REQUIRED WORK: From the entries below, copy out every line with "xlabel" in it.
++++ DATA RECORDS ++++
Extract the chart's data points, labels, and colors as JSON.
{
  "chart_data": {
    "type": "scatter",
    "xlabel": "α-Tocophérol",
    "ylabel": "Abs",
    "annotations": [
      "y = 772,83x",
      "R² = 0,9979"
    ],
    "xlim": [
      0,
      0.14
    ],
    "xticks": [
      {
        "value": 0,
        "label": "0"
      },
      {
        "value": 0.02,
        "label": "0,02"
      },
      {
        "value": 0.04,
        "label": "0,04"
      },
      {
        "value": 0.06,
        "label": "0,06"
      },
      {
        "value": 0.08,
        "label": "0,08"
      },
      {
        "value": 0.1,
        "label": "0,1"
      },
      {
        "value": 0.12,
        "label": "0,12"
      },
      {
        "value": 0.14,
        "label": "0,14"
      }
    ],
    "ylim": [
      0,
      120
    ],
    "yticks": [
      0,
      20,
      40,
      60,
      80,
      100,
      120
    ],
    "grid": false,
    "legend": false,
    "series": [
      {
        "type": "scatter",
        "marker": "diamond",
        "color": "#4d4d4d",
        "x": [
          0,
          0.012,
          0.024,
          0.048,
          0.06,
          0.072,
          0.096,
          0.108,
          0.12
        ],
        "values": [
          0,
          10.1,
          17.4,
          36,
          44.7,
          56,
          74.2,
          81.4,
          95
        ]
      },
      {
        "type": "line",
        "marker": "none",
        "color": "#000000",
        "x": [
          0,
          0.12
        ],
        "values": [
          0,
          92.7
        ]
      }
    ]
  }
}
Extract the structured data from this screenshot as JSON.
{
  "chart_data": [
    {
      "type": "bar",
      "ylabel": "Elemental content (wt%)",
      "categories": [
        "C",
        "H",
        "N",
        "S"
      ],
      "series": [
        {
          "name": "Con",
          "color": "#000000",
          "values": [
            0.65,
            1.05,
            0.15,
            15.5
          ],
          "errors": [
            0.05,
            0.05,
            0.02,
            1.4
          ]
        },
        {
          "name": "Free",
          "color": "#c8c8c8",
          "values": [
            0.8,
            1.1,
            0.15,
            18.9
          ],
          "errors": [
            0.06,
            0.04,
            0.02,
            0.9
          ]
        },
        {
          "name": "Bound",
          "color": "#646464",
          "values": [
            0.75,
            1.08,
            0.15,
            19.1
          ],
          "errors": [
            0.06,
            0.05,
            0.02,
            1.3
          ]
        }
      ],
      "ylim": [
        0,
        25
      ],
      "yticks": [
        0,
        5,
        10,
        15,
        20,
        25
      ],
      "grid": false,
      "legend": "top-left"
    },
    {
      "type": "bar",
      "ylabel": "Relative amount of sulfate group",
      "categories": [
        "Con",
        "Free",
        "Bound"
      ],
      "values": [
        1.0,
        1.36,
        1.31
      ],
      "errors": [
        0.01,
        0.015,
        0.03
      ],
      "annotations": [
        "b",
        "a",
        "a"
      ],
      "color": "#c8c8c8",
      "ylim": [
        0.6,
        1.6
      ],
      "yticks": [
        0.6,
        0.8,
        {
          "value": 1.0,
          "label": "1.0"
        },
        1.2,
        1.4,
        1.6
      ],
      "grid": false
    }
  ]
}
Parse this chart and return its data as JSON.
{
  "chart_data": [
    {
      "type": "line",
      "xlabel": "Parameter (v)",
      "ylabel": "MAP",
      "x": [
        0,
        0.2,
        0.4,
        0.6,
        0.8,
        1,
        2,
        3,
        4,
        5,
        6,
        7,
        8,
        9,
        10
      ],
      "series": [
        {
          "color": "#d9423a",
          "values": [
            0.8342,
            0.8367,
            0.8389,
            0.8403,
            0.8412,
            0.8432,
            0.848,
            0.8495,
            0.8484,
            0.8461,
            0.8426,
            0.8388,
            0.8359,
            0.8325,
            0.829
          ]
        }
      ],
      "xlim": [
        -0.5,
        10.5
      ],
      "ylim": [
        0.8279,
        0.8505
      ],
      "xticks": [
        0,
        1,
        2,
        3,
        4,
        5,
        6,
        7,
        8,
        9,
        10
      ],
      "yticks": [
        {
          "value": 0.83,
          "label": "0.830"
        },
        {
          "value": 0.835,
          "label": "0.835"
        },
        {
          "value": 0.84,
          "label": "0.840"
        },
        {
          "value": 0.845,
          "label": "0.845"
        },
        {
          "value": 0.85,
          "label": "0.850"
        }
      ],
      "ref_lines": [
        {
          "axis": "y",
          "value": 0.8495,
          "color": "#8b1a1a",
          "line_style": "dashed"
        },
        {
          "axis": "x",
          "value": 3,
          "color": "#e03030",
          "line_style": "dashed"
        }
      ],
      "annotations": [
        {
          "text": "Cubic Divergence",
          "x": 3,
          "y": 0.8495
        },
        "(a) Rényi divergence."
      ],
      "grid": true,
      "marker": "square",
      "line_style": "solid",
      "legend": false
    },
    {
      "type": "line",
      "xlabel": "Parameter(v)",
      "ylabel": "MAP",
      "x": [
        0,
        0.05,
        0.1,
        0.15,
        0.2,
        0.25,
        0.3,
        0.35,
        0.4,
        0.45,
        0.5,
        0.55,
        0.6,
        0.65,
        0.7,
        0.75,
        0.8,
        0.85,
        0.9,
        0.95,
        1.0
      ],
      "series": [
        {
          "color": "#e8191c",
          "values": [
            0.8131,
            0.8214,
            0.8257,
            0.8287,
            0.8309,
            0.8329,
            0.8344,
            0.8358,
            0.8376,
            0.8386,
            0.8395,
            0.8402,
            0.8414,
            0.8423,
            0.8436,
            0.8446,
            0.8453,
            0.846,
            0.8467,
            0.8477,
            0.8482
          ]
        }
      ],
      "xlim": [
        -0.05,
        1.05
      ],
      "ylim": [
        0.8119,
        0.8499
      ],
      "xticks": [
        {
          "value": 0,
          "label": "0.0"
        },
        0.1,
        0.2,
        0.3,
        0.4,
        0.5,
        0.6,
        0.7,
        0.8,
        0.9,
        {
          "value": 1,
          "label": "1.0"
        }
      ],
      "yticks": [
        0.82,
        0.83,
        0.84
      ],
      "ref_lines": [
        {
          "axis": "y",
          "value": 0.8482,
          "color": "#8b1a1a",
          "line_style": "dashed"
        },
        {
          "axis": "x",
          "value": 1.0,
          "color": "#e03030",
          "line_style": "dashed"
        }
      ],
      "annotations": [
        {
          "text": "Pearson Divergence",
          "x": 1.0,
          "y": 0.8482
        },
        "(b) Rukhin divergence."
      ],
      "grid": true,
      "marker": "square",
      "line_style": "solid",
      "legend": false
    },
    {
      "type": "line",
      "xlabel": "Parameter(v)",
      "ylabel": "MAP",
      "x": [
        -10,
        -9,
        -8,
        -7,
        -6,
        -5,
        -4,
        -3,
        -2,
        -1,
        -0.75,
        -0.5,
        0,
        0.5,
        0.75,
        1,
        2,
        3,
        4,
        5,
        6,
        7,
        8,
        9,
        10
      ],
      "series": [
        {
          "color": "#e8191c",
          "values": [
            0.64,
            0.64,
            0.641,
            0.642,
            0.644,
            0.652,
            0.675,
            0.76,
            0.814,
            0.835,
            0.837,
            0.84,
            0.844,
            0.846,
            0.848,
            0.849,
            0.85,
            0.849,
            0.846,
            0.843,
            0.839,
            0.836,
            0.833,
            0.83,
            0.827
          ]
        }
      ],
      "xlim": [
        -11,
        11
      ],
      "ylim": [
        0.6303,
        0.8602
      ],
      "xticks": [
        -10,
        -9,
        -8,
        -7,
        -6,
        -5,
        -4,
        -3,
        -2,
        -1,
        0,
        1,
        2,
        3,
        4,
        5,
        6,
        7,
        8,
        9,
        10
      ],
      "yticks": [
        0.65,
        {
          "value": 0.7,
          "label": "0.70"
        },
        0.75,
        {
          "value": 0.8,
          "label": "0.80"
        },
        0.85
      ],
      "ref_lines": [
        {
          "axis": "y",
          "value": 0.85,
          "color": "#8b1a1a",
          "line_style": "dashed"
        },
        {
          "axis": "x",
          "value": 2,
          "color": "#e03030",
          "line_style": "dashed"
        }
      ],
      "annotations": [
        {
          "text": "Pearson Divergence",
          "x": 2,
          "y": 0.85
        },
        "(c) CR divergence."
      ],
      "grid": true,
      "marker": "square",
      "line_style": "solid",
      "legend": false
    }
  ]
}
++++
SOLVED PROBLEM:
    "xlabel": "α-Tocophérol",
      "xlabel": "Parameter (v)",
      "xlabel": "Parameter(v)",
      "xlabel": "Parameter(v)",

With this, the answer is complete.